### What the exercise asks
Make a tally of the lines in the records that include the string "проекта", and give only that number.

begin

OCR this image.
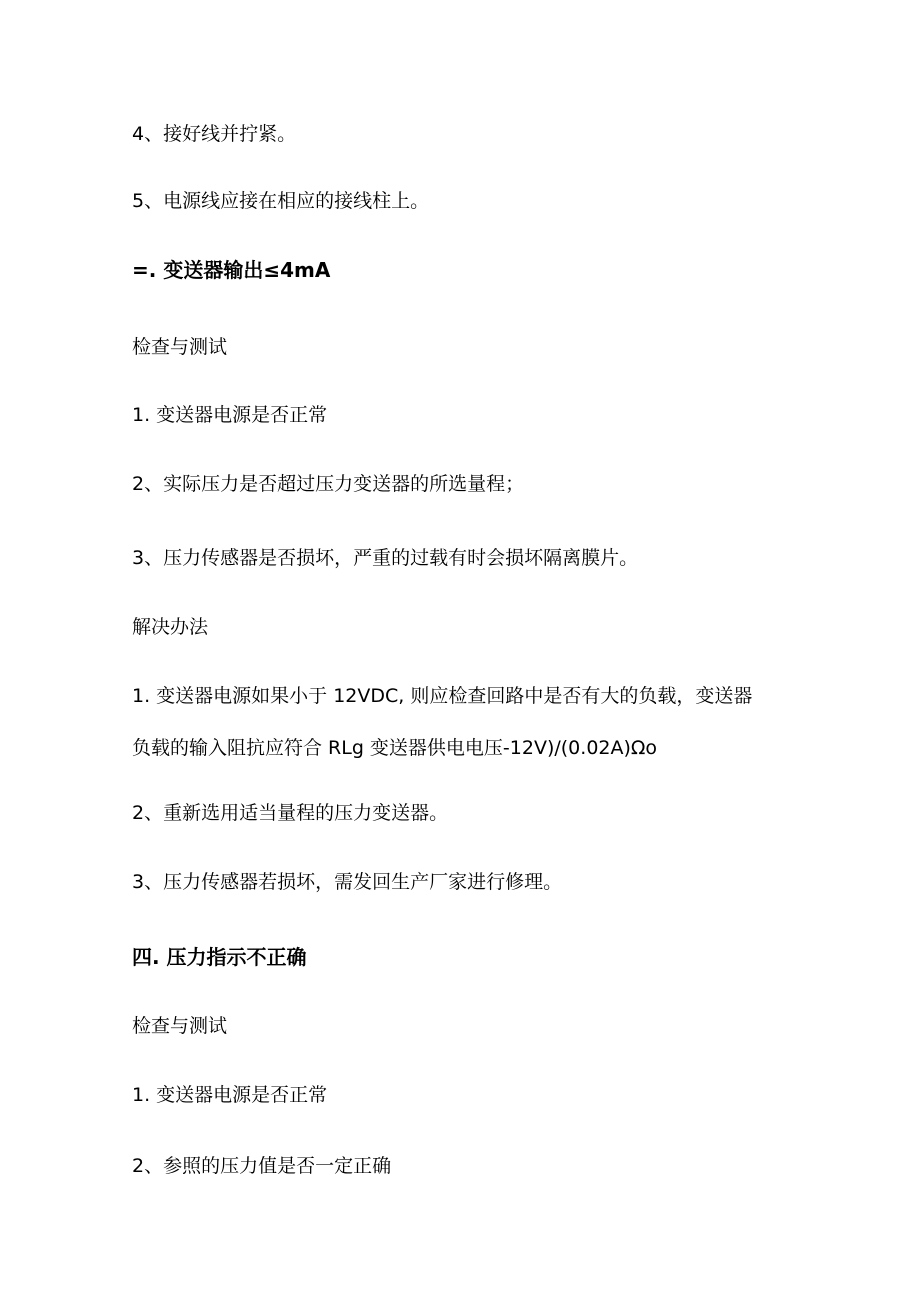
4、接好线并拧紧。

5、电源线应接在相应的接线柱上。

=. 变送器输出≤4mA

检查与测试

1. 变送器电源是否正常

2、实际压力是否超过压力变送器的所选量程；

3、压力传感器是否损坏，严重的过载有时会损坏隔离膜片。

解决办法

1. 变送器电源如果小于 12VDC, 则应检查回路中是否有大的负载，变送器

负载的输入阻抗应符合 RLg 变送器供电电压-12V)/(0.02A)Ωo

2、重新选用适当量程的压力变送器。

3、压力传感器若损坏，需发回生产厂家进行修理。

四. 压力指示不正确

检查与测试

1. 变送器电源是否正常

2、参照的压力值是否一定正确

end
begin

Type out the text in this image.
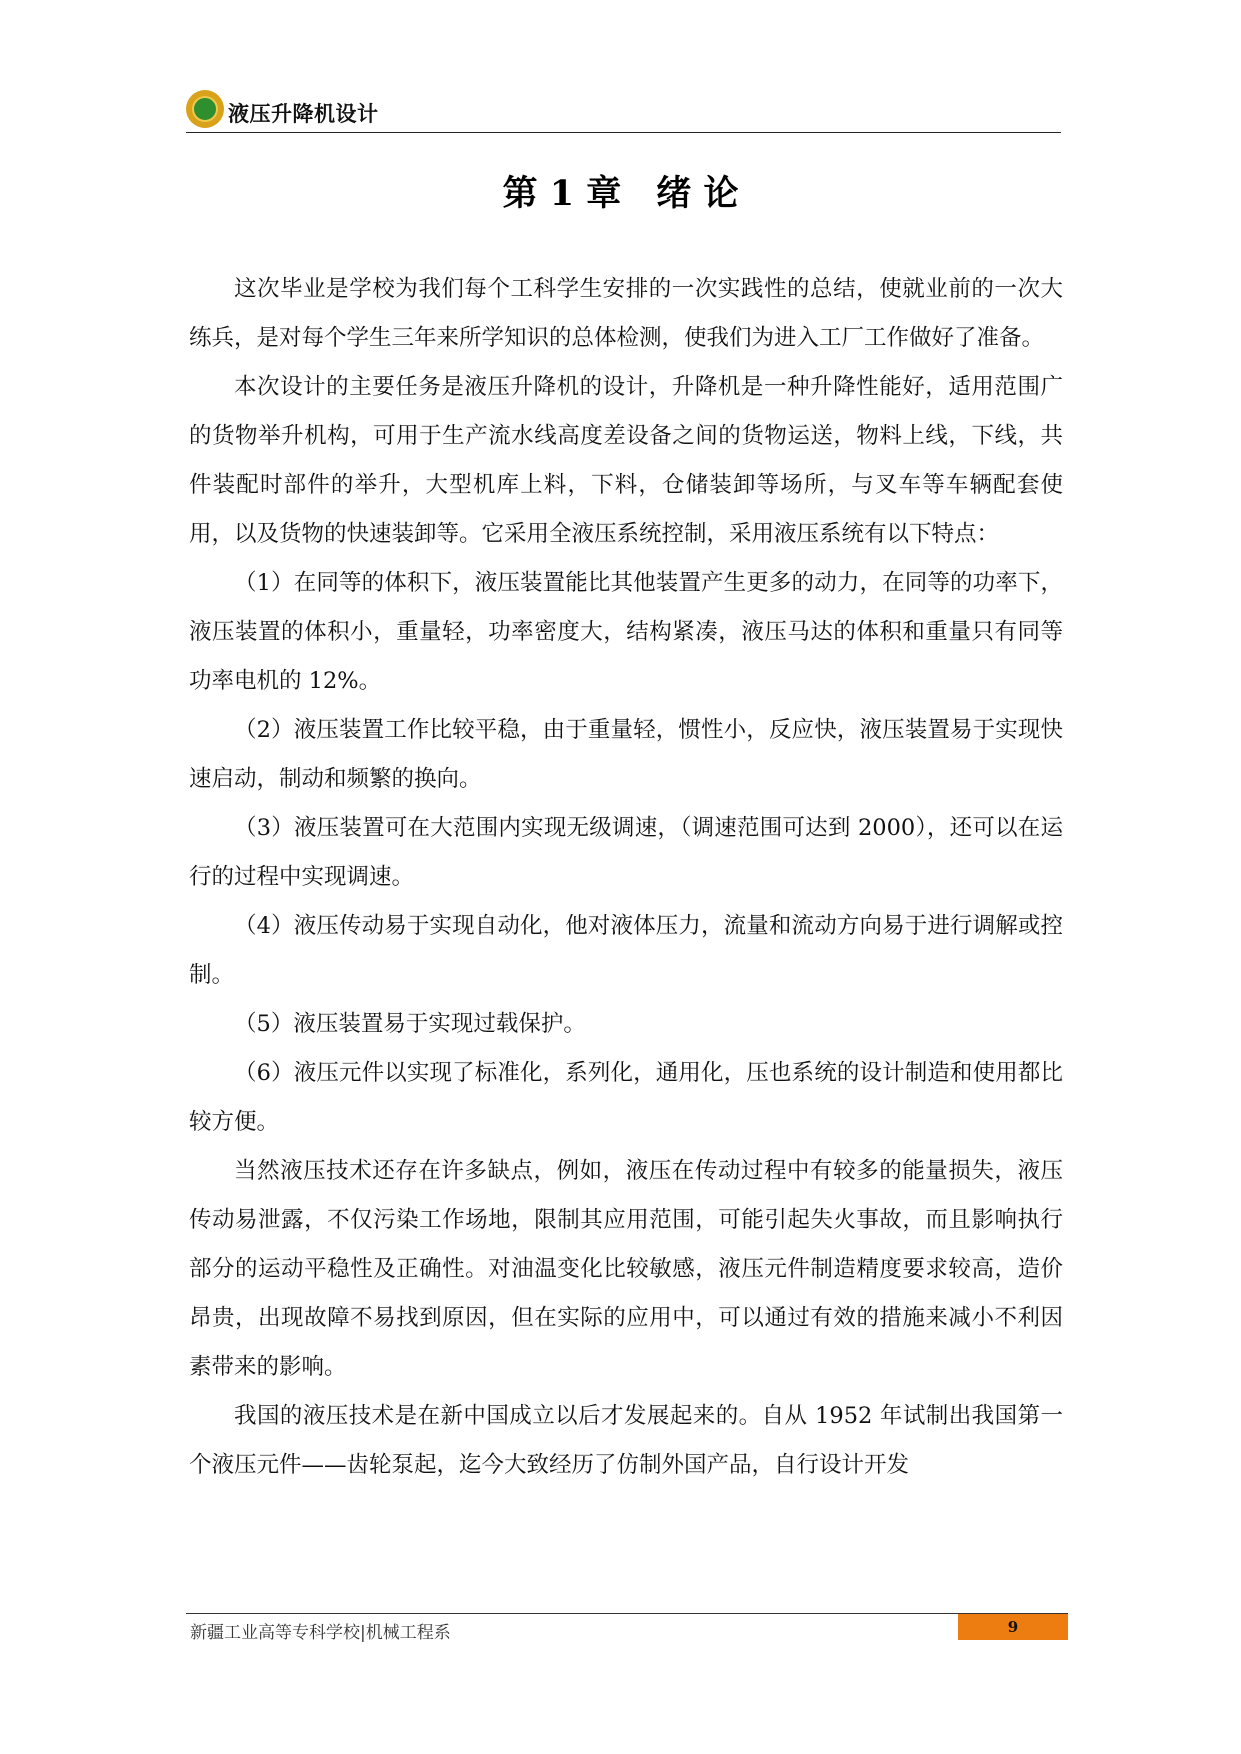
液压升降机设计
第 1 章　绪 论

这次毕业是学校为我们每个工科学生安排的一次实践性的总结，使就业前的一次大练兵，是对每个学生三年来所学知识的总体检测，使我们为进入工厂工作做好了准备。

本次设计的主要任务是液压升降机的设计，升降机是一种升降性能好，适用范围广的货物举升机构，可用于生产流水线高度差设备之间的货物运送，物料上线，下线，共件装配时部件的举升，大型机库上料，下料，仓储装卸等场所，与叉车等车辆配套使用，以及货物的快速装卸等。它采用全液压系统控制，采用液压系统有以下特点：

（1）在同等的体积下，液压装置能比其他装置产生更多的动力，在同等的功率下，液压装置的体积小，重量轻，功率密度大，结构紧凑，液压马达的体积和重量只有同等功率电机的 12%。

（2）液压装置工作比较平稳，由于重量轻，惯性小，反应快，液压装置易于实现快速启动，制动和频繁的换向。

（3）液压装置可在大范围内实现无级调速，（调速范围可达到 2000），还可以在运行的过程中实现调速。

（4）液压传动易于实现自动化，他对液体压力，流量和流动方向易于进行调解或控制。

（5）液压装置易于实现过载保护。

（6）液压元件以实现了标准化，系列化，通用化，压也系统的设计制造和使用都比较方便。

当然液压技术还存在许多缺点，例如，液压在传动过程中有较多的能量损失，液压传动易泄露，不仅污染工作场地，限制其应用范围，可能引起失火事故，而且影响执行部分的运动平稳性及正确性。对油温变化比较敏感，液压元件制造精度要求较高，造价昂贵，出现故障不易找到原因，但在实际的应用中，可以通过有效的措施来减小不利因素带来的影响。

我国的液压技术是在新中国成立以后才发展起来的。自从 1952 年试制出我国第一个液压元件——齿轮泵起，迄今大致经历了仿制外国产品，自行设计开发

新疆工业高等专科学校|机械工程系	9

end
begin

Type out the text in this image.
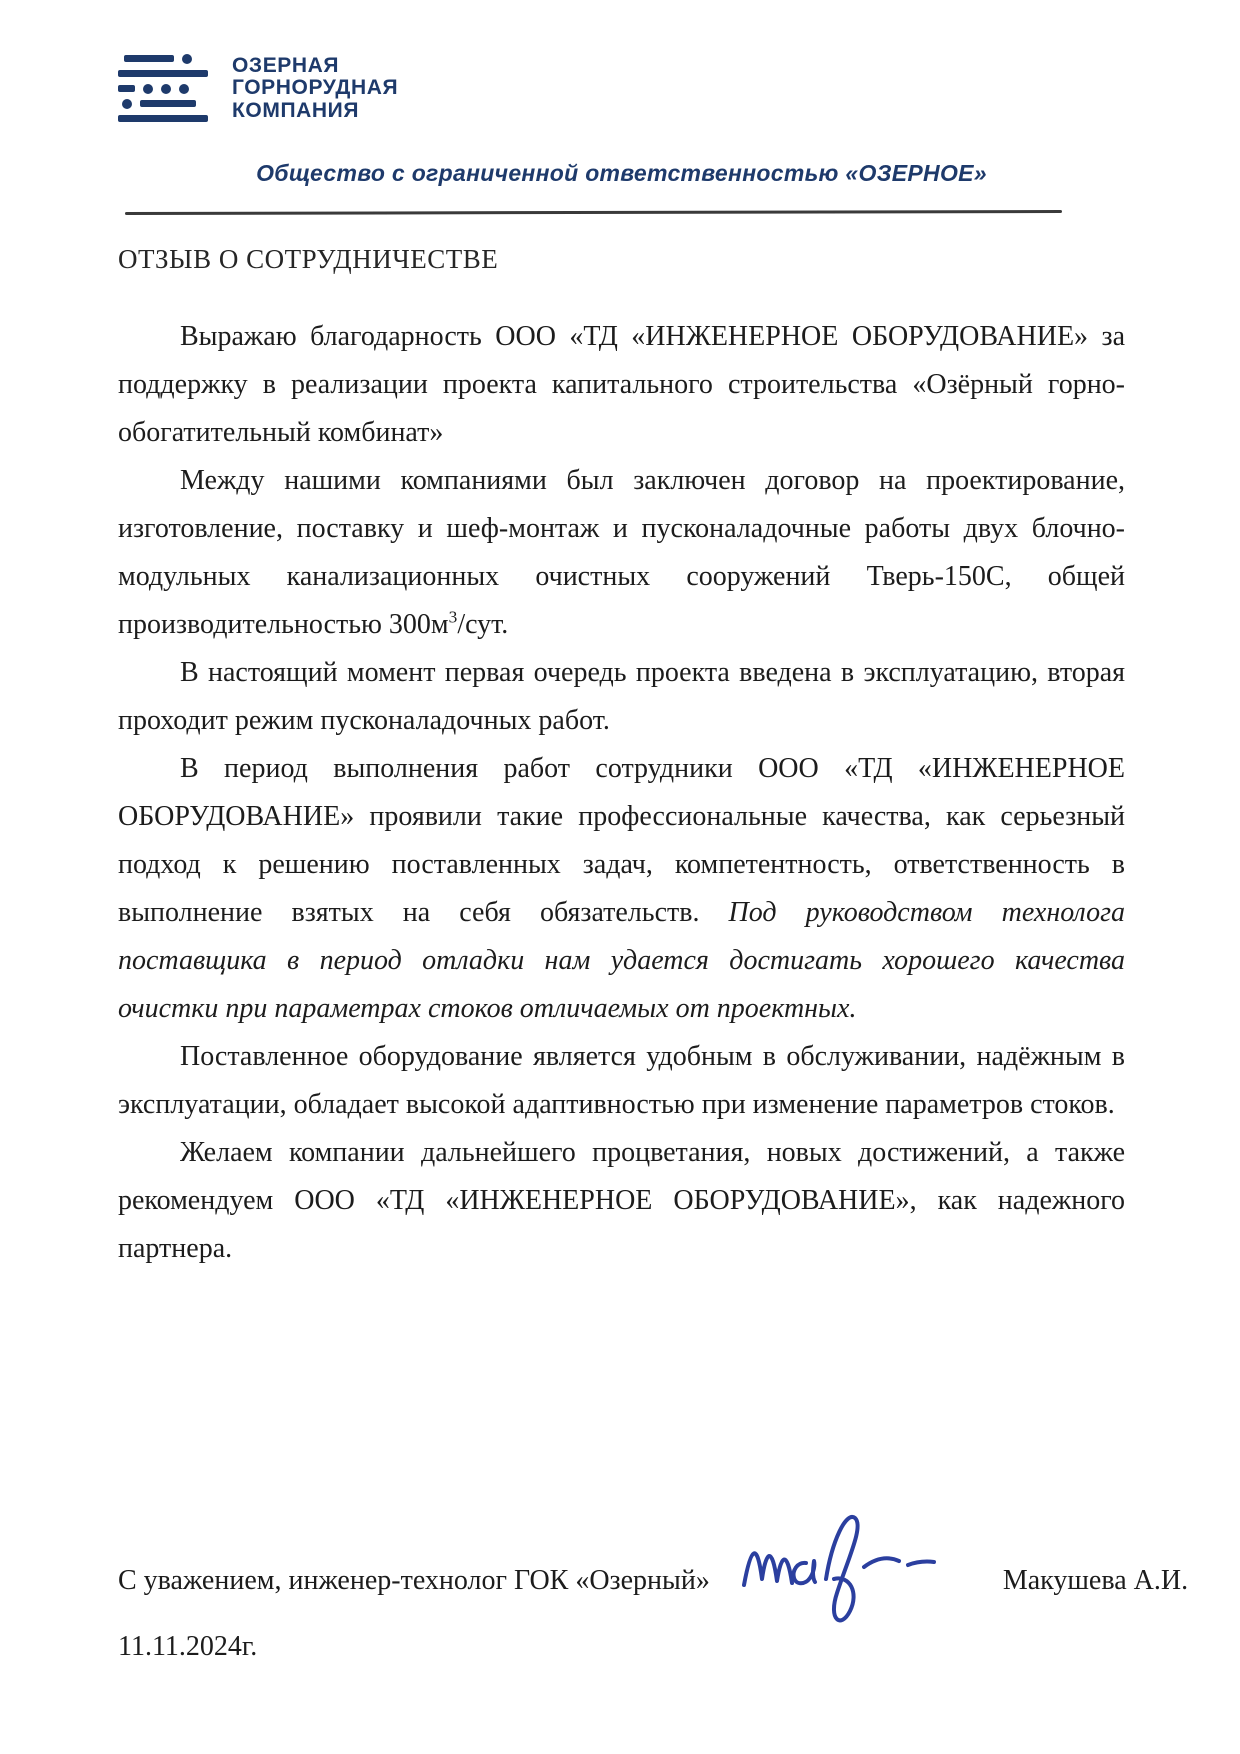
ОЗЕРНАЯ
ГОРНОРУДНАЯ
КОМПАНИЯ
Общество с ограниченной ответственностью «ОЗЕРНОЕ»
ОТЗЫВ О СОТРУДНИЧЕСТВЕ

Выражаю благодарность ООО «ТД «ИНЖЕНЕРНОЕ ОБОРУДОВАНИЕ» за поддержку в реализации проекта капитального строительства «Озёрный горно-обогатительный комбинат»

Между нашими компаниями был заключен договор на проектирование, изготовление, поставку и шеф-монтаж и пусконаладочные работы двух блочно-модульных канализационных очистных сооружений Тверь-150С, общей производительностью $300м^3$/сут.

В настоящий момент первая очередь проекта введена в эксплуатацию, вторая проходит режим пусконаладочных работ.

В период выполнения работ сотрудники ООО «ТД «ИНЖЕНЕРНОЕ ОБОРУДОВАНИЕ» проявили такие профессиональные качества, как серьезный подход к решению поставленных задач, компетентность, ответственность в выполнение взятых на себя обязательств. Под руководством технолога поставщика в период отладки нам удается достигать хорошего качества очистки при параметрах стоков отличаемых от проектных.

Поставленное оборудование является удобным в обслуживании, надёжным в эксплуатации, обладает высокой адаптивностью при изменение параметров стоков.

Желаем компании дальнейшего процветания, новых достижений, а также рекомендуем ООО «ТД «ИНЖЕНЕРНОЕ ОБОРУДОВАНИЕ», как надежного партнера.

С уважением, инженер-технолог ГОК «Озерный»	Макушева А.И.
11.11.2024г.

end

### Written reply
2